----- SUPPLIED DATA

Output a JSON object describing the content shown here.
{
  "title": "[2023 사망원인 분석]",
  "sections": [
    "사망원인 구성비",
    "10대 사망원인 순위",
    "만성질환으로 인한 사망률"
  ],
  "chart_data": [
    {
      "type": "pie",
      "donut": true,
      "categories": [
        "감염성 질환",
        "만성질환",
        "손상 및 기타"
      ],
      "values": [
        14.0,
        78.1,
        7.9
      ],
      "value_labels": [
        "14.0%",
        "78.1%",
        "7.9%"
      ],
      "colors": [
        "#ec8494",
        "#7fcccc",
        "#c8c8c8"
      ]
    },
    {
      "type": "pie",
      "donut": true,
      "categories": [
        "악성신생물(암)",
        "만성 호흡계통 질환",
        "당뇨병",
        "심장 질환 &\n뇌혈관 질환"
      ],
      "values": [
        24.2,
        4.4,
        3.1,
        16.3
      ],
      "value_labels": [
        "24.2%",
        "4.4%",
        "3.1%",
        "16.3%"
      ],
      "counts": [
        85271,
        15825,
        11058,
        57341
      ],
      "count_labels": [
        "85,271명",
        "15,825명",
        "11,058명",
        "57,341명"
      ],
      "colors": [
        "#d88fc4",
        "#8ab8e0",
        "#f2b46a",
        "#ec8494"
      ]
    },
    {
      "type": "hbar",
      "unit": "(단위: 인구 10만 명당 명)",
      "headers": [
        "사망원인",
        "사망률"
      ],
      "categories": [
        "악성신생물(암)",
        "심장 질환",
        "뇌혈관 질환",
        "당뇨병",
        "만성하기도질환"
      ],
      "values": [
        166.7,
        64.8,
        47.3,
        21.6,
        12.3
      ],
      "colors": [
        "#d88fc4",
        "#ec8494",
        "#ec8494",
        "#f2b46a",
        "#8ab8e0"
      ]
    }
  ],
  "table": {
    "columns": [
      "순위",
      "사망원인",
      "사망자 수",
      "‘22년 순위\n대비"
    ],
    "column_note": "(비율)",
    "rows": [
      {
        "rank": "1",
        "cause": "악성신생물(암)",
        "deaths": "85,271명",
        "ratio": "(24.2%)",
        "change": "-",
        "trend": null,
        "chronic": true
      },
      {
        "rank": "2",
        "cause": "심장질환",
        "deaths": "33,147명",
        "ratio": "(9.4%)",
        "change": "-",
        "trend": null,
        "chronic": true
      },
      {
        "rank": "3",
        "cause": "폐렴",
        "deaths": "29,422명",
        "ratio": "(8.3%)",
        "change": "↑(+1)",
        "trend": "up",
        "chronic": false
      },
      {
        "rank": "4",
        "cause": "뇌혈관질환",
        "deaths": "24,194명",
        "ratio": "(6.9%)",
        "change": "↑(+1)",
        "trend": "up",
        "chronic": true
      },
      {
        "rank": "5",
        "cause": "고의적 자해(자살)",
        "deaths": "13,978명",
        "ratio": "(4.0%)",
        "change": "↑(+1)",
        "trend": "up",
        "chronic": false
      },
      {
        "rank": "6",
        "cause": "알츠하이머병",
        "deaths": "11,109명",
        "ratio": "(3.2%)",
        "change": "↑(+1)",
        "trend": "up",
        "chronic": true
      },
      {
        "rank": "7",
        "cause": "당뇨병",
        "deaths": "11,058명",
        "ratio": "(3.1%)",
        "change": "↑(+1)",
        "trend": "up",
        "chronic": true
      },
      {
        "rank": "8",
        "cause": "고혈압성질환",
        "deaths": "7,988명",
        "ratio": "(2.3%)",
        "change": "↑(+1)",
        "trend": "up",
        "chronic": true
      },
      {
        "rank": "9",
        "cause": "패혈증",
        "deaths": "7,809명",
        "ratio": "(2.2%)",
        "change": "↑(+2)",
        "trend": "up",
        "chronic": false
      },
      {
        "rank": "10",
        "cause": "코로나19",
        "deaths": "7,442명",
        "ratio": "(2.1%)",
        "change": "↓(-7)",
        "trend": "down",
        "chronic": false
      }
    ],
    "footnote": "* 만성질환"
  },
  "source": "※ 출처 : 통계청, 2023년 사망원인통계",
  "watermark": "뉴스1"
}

----------

- [WHAT TO WORK ON] Reproduce the material in full, with no word added or dropped.

- [EXERCISE RESULT]
Output a JSON object describing the content shown here.
{
  "title": "[2023 사망원인 분석]",
  "sections": [
    "사망원인 구성비",
    "10대 사망원인 순위",
    "만성질환으로 인한 사망률"
  ],
  "chart_data": [
    {
      "type": "pie",
      "donut": true,
      "categories": [
        "감염성 질환",
        "만성질환",
        "손상 및 기타"
      ],
      "values": [
        14.0,
        78.1,
        7.9
      ],
      "value_labels": [
        "14.0%",
        "78.1%",
        "7.9%"
      ],
      "colors": [
        "#ec8494",
        "#7fcccc",
        "#c8c8c8"
      ]
    },
    {
      "type": "pie",
      "donut": true,
      "categories": [
        "악성신생물(암)",
        "만성 호흡계통 질환",
        "당뇨병",
        "심장 질환 &\n뇌혈관 질환"
      ],
      "values": [
        24.2,
        4.4,
        3.1,
        16.3
      ],
      "value_labels": [
        "24.2%",
        "4.4%",
        "3.1%",
        "16.3%"
      ],
      "counts": [
        85271,
        15825,
        11058,
        57341
      ],
      "count_labels": [
        "85,271명",
        "15,825명",
        "11,058명",
        "57,341명"
      ],
      "colors": [
        "#d88fc4",
        "#8ab8e0",
        "#f2b46a",
        "#ec8494"
      ]
    },
    {
      "type": "hbar",
      "unit": "(단위: 인구 10만 명당 명)",
      "headers": [
        "사망원인",
        "사망률"
      ],
      "categories": [
        "악성신생물(암)",
        "심장 질환",
        "뇌혈관 질환",
        "당뇨병",
        "만성하기도질환"
      ],
      "values": [
        166.7,
        64.8,
        47.3,
        21.6,
        12.3
      ],
      "colors": [
        "#d88fc4",
        "#ec8494",
        "#ec8494",
        "#f2b46a",
        "#8ab8e0"
      ]
    }
  ],
  "table": {
    "columns": [
      "순위",
      "사망원인",
      "사망자 수",
      "‘22년 순위\n대비"
    ],
    "column_note": "(비율)",
    "rows": [
      {
        "rank": "1",
        "cause": "악성신생물(암)",
        "deaths": "85,271명",
        "ratio": "(24.2%)",
        "change": "-",
        "trend": null,
        "chronic": true
      },
      {
        "rank": "2",
        "cause": "심장질환",
        "deaths": "33,147명",
        "ratio": "(9.4%)",
        "change": "-",
        "trend": null,
        "chronic": true
      },
      {
        "rank": "3",
        "cause": "폐렴",
        "deaths": "29,422명",
        "ratio": "(8.3%)",
        "change": "↑(+1)",
        "trend": "up",
        "chronic": false
      },
      {
        "rank": "4",
        "cause": "뇌혈관질환",
        "deaths": "24,194명",
        "ratio": "(6.9%)",
        "change": "↑(+1)",
        "trend": "up",
        "chronic": true
      },
      {
        "rank": "5",
        "cause": "고의적 자해(자살)",
        "deaths": "13,978명",
        "ratio": "(4.0%)",
        "change": "↑(+1)",
        "trend": "up",
        "chronic": false
      },
      {
        "rank": "6",
        "cause": "알츠하이머병",
        "deaths": "11,109명",
        "ratio": "(3.2%)",
        "change": "↑(+1)",
        "trend": "up",
        "chronic": true
      },
      {
        "rank": "7",
        "cause": "당뇨병",
        "deaths": "11,058명",
        "ratio": "(3.1%)",
        "change": "↑(+1)",
        "trend": "up",
        "chronic": true
      },
      {
        "rank": "8",
        "cause": "고혈압성질환",
        "deaths": "7,988명",
        "ratio": "(2.3%)",
        "change": "↑(+1)",
        "trend": "up",
        "chronic": true
      },
      {
        "rank": "9",
        "cause": "패혈증",
        "deaths": "7,809명",
        "ratio": "(2.2%)",
        "change": "↑(+2)",
        "trend": "up",
        "chronic": false
      },
      {
        "rank": "10",
        "cause": "코로나19",
        "deaths": "7,442명",
        "ratio": "(2.1%)",
        "change": "↓(-7)",
        "trend": "down",
        "chronic": false
      }
    ],
    "footnote": "* 만성질환"
  },
  "source": "※ 출처 : 통계청, 2023년 사망원인통계",
  "watermark": "뉴스1"
}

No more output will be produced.